Note each line where "PIENSA" appears, and copy it.

+++ Provided data

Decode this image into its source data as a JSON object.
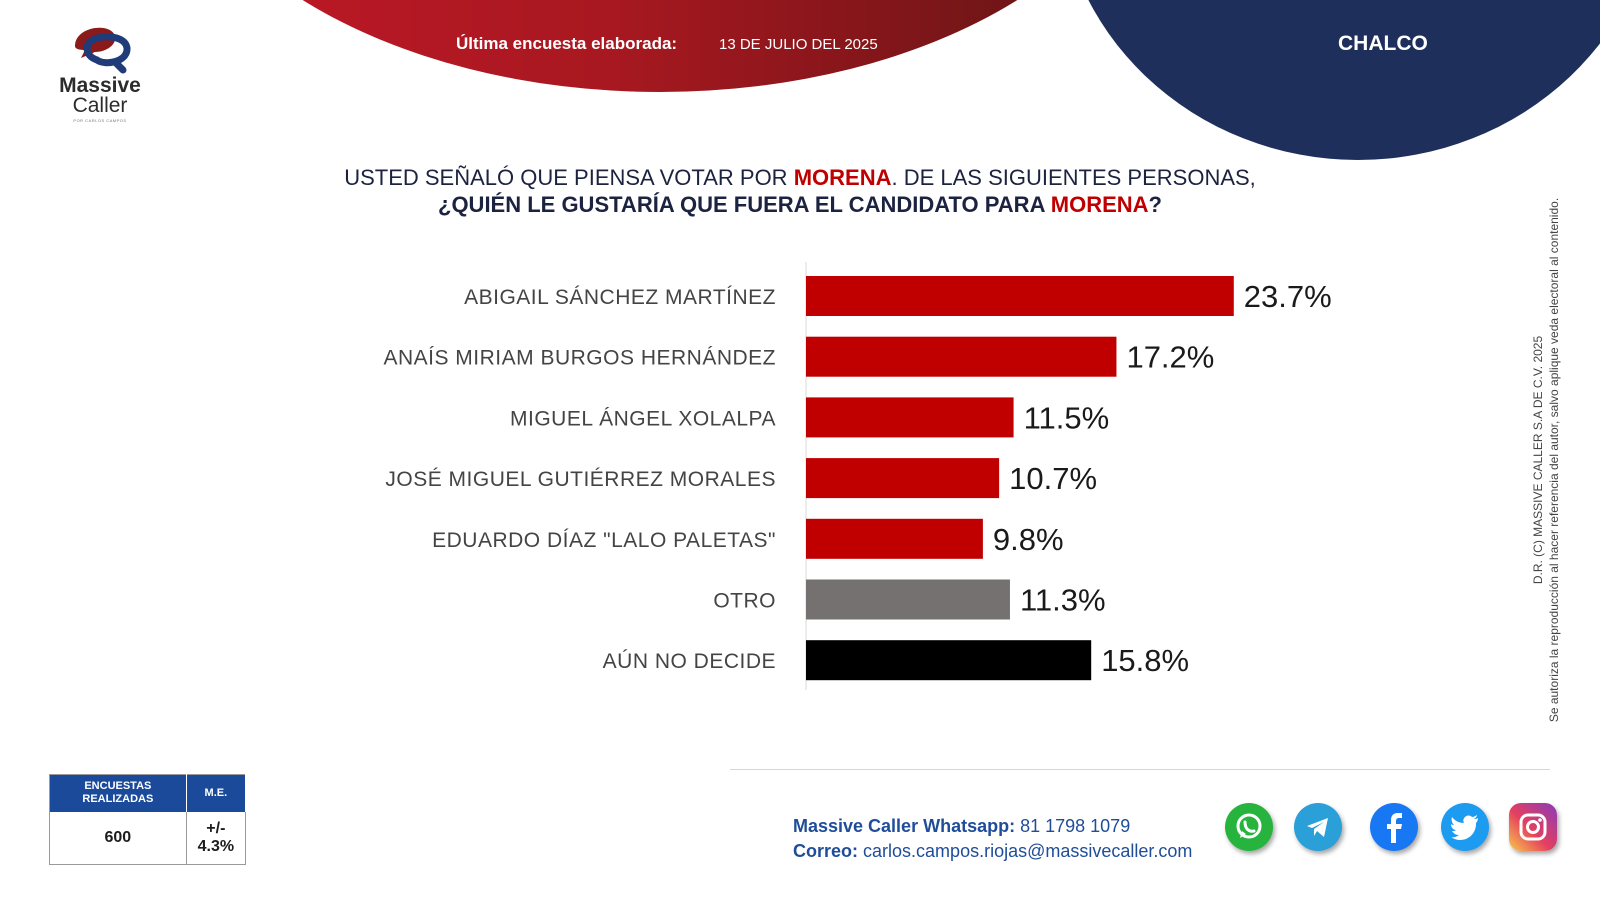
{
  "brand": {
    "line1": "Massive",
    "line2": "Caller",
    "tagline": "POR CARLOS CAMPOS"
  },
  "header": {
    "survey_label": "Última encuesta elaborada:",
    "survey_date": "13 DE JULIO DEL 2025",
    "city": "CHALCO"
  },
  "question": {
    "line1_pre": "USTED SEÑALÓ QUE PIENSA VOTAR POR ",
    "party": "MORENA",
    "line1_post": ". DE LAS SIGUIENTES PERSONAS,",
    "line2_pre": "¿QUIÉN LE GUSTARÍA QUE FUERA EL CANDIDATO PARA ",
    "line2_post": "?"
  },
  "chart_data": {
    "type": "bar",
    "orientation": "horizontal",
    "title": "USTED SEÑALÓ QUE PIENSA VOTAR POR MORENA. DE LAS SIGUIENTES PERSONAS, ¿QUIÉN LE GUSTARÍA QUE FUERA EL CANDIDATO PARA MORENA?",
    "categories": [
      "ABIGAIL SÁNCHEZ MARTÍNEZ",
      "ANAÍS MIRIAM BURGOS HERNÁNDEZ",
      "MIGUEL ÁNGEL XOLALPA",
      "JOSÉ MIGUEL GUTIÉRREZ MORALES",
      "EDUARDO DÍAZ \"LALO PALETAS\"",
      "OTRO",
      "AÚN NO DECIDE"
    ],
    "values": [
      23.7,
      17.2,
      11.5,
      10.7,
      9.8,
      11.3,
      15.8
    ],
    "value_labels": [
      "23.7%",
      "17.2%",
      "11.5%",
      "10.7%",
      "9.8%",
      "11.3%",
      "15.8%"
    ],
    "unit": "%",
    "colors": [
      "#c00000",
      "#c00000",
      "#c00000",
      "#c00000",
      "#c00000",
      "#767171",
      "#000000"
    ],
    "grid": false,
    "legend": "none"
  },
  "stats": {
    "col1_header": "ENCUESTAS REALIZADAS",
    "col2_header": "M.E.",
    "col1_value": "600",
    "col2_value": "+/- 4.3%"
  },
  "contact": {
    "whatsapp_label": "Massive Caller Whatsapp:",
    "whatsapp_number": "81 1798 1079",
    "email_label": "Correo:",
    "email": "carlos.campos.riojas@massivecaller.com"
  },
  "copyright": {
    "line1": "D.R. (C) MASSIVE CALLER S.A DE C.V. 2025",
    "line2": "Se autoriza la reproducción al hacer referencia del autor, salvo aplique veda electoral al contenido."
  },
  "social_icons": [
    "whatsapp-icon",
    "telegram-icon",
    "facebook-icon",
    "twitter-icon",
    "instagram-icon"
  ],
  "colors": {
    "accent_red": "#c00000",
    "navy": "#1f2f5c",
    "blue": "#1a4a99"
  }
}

++++++

In response:
    "line1_pre": "USTED SEÑALÓ QUE PIENSA VOTAR POR ",
    "title": "USTED SEÑALÓ QUE PIENSA VOTAR POR MORENA. DE LAS SIGUIENTES PERSONAS, ¿QUIÉN LE GUSTARÍA QUE FUERA EL CANDIDATO PARA MORENA?",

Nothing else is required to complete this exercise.